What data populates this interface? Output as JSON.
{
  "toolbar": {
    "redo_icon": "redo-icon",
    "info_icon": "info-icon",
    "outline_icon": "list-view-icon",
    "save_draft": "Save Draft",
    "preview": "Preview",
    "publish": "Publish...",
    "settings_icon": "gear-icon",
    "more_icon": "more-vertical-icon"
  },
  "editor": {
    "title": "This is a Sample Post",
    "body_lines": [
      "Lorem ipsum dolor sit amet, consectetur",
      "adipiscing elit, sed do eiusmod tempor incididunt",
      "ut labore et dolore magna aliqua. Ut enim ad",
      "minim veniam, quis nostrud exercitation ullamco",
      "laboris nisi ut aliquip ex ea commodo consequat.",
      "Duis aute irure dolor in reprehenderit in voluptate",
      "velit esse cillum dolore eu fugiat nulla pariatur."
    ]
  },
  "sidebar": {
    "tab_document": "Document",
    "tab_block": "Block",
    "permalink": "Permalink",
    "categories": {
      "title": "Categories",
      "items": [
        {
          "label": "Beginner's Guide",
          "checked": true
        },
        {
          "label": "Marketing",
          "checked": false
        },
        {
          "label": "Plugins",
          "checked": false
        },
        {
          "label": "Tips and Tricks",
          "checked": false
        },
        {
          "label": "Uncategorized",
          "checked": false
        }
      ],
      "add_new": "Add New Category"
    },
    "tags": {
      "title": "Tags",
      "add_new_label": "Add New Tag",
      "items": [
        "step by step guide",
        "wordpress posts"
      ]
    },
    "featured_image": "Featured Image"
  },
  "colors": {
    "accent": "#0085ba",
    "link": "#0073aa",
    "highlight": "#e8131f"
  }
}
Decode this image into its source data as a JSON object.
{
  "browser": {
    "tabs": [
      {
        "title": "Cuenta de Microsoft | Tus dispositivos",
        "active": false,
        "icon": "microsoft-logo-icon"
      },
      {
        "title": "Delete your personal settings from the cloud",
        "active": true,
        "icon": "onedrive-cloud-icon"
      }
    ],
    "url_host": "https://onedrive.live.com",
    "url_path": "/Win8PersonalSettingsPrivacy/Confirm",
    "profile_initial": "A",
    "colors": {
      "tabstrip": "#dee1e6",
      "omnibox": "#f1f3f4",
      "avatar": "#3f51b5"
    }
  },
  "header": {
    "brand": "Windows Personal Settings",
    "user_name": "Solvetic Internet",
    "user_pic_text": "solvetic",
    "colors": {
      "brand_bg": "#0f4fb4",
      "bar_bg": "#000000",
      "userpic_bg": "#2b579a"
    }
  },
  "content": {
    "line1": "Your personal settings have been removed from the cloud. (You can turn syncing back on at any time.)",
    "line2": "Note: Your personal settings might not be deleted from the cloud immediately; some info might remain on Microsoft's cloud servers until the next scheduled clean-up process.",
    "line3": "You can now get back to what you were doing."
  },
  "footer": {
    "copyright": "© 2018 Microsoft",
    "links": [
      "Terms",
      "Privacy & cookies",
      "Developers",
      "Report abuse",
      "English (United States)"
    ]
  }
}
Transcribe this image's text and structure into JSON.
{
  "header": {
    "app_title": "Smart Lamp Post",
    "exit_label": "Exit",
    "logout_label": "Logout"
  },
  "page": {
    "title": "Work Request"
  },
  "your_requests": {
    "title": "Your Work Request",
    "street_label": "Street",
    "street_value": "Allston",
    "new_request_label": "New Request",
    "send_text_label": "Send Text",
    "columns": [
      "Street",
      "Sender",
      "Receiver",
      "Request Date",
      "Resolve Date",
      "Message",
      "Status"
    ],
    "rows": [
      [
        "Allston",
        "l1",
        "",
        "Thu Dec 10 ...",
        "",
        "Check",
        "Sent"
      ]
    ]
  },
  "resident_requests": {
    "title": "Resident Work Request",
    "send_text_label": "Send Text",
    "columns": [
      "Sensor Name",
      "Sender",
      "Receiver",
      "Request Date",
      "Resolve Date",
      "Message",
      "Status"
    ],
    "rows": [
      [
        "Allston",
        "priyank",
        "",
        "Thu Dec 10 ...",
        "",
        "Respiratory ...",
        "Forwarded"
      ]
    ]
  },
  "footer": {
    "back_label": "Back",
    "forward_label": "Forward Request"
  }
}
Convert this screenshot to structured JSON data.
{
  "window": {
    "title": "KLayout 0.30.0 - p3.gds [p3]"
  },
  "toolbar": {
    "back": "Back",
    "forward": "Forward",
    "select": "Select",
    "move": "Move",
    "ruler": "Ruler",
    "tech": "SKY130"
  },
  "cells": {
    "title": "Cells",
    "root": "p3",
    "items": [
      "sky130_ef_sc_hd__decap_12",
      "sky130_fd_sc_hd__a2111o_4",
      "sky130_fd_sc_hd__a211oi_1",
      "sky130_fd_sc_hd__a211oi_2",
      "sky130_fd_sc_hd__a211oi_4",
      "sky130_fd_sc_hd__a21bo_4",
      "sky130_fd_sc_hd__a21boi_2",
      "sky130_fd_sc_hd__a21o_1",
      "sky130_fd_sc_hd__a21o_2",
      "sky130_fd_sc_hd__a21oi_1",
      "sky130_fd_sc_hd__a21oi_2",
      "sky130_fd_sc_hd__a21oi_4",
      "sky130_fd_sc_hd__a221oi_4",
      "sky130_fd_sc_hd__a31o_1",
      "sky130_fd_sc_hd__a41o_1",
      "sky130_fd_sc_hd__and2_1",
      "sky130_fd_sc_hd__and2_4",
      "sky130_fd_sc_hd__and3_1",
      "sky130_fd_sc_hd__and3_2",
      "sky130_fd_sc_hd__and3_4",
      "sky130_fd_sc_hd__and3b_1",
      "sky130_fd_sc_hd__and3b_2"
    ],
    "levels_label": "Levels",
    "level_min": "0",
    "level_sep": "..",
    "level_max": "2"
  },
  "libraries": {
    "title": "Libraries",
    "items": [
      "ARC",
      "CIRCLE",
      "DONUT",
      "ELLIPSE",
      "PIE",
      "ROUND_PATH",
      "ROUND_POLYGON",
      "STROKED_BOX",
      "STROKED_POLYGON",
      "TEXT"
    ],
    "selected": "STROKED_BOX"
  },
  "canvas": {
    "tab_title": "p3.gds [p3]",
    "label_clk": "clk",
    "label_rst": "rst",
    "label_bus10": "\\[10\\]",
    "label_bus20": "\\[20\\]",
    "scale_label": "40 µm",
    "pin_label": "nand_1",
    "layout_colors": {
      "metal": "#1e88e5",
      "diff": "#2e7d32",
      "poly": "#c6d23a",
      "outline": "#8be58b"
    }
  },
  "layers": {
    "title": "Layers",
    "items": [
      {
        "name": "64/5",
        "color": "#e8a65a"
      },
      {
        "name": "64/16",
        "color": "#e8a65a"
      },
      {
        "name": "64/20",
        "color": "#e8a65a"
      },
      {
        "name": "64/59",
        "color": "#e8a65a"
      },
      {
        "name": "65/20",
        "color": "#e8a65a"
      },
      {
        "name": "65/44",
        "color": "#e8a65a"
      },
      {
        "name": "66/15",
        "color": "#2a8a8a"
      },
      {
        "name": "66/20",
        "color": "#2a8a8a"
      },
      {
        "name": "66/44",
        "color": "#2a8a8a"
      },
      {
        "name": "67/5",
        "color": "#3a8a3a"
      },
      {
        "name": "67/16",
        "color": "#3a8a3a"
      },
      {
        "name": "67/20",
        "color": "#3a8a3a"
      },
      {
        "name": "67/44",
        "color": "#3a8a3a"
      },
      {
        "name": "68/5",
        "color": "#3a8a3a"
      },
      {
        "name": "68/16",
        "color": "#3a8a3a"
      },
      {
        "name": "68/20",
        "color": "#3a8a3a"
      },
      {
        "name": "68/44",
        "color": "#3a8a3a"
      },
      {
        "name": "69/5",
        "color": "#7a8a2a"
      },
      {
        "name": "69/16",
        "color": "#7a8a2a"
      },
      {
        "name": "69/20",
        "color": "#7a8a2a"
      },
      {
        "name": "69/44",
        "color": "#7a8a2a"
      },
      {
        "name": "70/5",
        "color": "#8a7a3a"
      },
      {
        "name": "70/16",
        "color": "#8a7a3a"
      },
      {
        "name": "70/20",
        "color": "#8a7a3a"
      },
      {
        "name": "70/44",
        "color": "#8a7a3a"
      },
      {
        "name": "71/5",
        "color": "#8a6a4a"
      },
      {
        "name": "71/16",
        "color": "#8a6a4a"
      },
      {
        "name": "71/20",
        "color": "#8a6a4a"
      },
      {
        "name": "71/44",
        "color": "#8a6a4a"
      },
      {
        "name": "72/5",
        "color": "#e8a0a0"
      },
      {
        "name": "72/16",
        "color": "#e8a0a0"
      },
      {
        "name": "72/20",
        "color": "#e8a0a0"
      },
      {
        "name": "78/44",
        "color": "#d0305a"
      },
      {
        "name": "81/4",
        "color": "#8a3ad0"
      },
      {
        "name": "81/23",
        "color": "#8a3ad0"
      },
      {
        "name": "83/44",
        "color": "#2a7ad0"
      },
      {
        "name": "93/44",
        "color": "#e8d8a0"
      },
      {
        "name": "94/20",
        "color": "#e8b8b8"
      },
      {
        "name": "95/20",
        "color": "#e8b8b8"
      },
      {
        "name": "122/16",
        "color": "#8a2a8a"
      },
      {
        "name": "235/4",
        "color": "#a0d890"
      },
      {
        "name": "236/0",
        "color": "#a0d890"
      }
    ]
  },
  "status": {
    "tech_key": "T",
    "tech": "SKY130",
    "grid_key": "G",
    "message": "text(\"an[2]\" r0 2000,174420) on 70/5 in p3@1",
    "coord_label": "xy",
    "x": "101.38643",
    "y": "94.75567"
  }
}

**TO BE DONE:** All lines holding the word "Work" should be picked out and copied.

**THE RESPONSE:**
    "title": "Work Request"
    "title": "Your Work Request",
    "title": "Resident Work Request",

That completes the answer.